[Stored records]
* * * * * * *

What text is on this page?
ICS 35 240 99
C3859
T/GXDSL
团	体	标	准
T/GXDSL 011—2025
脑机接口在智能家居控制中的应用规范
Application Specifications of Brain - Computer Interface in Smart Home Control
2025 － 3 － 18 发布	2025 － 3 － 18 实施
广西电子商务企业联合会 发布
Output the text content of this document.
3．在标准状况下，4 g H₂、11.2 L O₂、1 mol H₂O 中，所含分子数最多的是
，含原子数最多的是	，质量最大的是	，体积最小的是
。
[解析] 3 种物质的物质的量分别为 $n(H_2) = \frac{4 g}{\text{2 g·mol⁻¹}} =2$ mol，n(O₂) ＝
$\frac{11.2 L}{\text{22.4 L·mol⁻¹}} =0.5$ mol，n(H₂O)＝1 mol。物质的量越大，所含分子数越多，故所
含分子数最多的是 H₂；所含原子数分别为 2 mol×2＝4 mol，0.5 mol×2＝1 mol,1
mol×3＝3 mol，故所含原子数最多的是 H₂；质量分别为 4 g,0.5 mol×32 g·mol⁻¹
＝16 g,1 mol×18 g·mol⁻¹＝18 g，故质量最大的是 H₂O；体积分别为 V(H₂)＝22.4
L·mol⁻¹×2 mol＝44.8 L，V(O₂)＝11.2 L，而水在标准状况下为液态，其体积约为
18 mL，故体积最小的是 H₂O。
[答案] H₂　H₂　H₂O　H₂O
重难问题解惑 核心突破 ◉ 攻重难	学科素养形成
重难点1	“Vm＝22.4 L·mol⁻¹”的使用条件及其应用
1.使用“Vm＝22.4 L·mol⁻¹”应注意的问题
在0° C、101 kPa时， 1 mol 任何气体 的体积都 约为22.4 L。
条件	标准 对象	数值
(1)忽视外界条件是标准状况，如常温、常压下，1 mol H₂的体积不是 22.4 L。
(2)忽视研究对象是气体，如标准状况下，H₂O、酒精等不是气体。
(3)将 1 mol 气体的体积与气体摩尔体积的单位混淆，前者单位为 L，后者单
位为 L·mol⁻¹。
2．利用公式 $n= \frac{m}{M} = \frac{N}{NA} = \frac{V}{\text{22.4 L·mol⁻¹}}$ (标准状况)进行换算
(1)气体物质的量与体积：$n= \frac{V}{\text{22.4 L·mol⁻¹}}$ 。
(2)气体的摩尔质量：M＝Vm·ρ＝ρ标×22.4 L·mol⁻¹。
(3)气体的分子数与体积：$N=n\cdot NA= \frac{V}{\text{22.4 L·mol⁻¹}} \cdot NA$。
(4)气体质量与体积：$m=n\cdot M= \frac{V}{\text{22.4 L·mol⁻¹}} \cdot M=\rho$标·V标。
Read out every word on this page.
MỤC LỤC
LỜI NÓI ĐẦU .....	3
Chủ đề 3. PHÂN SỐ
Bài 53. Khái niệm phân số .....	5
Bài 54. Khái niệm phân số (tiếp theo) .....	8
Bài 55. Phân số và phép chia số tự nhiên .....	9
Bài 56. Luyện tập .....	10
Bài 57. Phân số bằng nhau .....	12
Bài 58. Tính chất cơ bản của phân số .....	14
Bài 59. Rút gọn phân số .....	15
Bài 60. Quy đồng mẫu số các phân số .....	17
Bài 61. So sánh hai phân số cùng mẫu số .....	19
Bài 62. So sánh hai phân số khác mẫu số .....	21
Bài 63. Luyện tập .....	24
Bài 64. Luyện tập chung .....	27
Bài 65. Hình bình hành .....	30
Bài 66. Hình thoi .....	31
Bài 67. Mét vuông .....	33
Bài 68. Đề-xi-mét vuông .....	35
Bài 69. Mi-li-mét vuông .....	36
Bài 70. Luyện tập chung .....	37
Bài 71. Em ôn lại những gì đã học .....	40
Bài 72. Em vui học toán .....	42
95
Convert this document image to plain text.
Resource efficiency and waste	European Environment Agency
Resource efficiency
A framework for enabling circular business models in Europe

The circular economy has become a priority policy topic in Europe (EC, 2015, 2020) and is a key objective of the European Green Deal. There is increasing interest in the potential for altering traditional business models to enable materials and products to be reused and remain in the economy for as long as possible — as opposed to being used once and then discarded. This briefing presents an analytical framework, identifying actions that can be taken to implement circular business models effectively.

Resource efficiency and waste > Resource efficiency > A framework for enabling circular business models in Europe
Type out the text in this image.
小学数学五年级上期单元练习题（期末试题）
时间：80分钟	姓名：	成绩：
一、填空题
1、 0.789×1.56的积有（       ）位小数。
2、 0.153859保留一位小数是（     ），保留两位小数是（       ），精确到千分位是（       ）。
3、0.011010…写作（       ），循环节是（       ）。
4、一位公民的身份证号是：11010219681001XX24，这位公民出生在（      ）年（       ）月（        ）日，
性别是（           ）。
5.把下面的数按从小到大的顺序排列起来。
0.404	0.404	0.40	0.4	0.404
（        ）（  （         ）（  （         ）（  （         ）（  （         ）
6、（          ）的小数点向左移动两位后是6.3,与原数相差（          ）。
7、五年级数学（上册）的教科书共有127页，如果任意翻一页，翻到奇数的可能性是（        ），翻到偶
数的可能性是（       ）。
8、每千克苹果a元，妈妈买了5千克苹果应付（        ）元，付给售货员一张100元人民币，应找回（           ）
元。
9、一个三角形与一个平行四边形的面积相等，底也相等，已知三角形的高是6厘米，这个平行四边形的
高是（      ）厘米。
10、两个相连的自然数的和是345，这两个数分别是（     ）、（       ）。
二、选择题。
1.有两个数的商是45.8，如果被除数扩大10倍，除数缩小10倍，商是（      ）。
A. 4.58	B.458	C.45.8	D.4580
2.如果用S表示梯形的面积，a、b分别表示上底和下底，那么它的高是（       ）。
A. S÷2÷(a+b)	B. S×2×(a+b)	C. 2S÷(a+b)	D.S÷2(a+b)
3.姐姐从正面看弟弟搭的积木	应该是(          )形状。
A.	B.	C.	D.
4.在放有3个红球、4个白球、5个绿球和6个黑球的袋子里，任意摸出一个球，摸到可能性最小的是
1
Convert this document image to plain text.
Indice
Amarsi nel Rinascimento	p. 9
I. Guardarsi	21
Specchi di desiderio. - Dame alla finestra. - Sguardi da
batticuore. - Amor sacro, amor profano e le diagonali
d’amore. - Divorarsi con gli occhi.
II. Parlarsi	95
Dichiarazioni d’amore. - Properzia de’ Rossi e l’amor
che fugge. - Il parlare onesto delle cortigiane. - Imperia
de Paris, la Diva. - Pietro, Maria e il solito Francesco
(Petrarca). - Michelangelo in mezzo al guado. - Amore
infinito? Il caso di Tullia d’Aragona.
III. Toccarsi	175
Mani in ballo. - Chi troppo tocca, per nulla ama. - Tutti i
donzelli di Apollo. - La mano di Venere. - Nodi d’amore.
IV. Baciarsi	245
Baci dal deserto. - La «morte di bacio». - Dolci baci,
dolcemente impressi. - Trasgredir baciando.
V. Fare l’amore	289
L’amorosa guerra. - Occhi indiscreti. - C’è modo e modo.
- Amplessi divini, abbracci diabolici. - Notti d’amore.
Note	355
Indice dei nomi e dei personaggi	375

* * * * * * *

Do this: Make an exact copy of the material above.

In response:
What text is on this page?
ICS 35 240 99
C3859
T/GXDSL
团	体	标	准
T/GXDSL 011—2025
脑机接口在智能家居控制中的应用规范
Application Specifications of Brain - Computer Interface in Smart Home Control
2025 － 3 － 18 发布	2025 － 3 － 18 实施
广西电子商务企业联合会 发布
Output the text content of this document.
3．在标准状况下，4 g H₂、11.2 L O₂、1 mol H₂O 中，所含分子数最多的是
，含原子数最多的是	，质量最大的是	，体积最小的是
。
[解析] 3 种物质的物质的量分别为 $n(H_2) = \frac{4 g}{\text{2 g·mol⁻¹}} =2$ mol，n(O₂) ＝
$\frac{11.2 L}{\text{22.4 L·mol⁻¹}} =0.5$ mol，n(H₂O)＝1 mol。物质的量越大，所含分子数越多，故所
含分子数最多的是 H₂；所含原子数分别为 2 mol×2＝4 mol，0.5 mol×2＝1 mol,1
mol×3＝3 mol，故所含原子数最多的是 H₂；质量分别为 4 g,0.5 mol×32 g·mol⁻¹
＝16 g,1 mol×18 g·mol⁻¹＝18 g，故质量最大的是 H₂O；体积分别为 V(H₂)＝22.4
L·mol⁻¹×2 mol＝44.8 L，V(O₂)＝11.2 L，而水在标准状况下为液态，其体积约为
18 mL，故体积最小的是 H₂O。
[答案] H₂　H₂　H₂O　H₂O
重难问题解惑 核心突破 ◉ 攻重难	学科素养形成
重难点1	“Vm＝22.4 L·mol⁻¹”的使用条件及其应用
1.使用“Vm＝22.4 L·mol⁻¹”应注意的问题
在0° C、101 kPa时， 1 mol 任何气体 的体积都 约为22.4 L。
条件	标准 对象	数值
(1)忽视外界条件是标准状况，如常温、常压下，1 mol H₂的体积不是 22.4 L。
(2)忽视研究对象是气体，如标准状况下，H₂O、酒精等不是气体。
(3)将 1 mol 气体的体积与气体摩尔体积的单位混淆，前者单位为 L，后者单
位为 L·mol⁻¹。
2．利用公式 $n= \frac{m}{M} = \frac{N}{NA} = \frac{V}{\text{22.4 L·mol⁻¹}}$ (标准状况)进行换算
(1)气体物质的量与体积：$n= \frac{V}{\text{22.4 L·mol⁻¹}}$ 。
(2)气体的摩尔质量：M＝Vm·ρ＝ρ标×22.4 L·mol⁻¹。
(3)气体的分子数与体积：$N=n\cdot NA= \frac{V}{\text{22.4 L·mol⁻¹}} \cdot NA$。
(4)气体质量与体积：$m=n\cdot M= \frac{V}{\text{22.4 L·mol⁻¹}} \cdot M=\rho$标·V标。
Read out every word on this page.
MỤC LỤC
LỜI NÓI ĐẦU .....	3
Chủ đề 3. PHÂN SỐ
Bài 53. Khái niệm phân số .....	5
Bài 54. Khái niệm phân số (tiếp theo) .....	8
Bài 55. Phân số và phép chia số tự nhiên .....	9
Bài 56. Luyện tập .....	10
Bài 57. Phân số bằng nhau .....	12
Bài 58. Tính chất cơ bản của phân số .....	14
Bài 59. Rút gọn phân số .....	15
Bài 60. Quy đồng mẫu số các phân số .....	17
Bài 61. So sánh hai phân số cùng mẫu số .....	19
Bài 62. So sánh hai phân số khác mẫu số .....	21
Bài 63. Luyện tập .....	24
Bài 64. Luyện tập chung .....	27
Bài 65. Hình bình hành .....	30
Bài 66. Hình thoi .....	31
Bài 67. Mét vuông .....	33
Bài 68. Đề-xi-mét vuông .....	35
Bài 69. Mi-li-mét vuông .....	36
Bài 70. Luyện tập chung .....	37
Bài 71. Em ôn lại những gì đã học .....	40
Bài 72. Em vui học toán .....	42
95
Convert this document image to plain text.
Resource efficiency and waste	European Environment Agency
Resource efficiency
A framework for enabling circular business models in Europe

The circular economy has become a priority policy topic in Europe (EC, 2015, 2020) and is a key objective of the European Green Deal. There is increasing interest in the potential for altering traditional business models to enable materials and products to be reused and remain in the economy for as long as possible — as opposed to being used once and then discarded. This briefing presents an analytical framework, identifying actions that can be taken to implement circular business models effectively.

Resource efficiency and waste > Resource efficiency > A framework for enabling circular business models in Europe
Type out the text in this image.
小学数学五年级上期单元练习题（期末试题）
时间：80分钟	姓名：	成绩：
一、填空题
1、 0.789×1.56的积有（       ）位小数。
2、 0.153859保留一位小数是（     ），保留两位小数是（       ），精确到千分位是（       ）。
3、0.011010…写作（       ），循环节是（       ）。
4、一位公民的身份证号是：11010219681001XX24，这位公民出生在（      ）年（       ）月（        ）日，
性别是（           ）。
5.把下面的数按从小到大的顺序排列起来。
0.404	0.404	0.40	0.4	0.404
（        ）（  （         ）（  （         ）（  （         ）（  （         ）
6、（          ）的小数点向左移动两位后是6.3,与原数相差（          ）。
7、五年级数学（上册）的教科书共有127页，如果任意翻一页，翻到奇数的可能性是（        ），翻到偶
数的可能性是（       ）。
8、每千克苹果a元，妈妈买了5千克苹果应付（        ）元，付给售货员一张100元人民币，应找回（           ）
元。
9、一个三角形与一个平行四边形的面积相等，底也相等，已知三角形的高是6厘米，这个平行四边形的
高是（      ）厘米。
10、两个相连的自然数的和是345，这两个数分别是（     ）、（       ）。
二、选择题。
1.有两个数的商是45.8，如果被除数扩大10倍，除数缩小10倍，商是（      ）。
A. 4.58	B.458	C.45.8	D.4580
2.如果用S表示梯形的面积，a、b分别表示上底和下底，那么它的高是（       ）。
A. S÷2÷(a+b)	B. S×2×(a+b)	C. 2S÷(a+b)	D.S÷2(a+b)
3.姐姐从正面看弟弟搭的积木	应该是(          )形状。
A.	B.	C.	D.
4.在放有3个红球、4个白球、5个绿球和6个黑球的袋子里，任意摸出一个球，摸到可能性最小的是
1
Convert this document image to plain text.
Indice
Amarsi nel Rinascimento	p. 9
I. Guardarsi	21
Specchi di desiderio. - Dame alla finestra. - Sguardi da
batticuore. - Amor sacro, amor profano e le diagonali
d’amore. - Divorarsi con gli occhi.
II. Parlarsi	95
Dichiarazioni d’amore. - Properzia de’ Rossi e l’amor
che fugge. - Il parlare onesto delle cortigiane. - Imperia
de Paris, la Diva. - Pietro, Maria e il solito Francesco
(Petrarca). - Michelangelo in mezzo al guado. - Amore
infinito? Il caso di Tullia d’Aragona.
III. Toccarsi	175
Mani in ballo. - Chi troppo tocca, per nulla ama. - Tutti i
donzelli di Apollo. - La mano di Venere. - Nodi d’amore.
IV. Baciarsi	245
Baci dal deserto. - La «morte di bacio». - Dolci baci,
dolcemente impressi. - Trasgredir baciando.
V. Fare l’amore	289
L’amorosa guerra. - Occhi indiscreti. - C’è modo e modo.
- Amplessi divini, abbracci diabolici. - Notti d’amore.
Note	355
Indice dei nomi e dei personaggi	375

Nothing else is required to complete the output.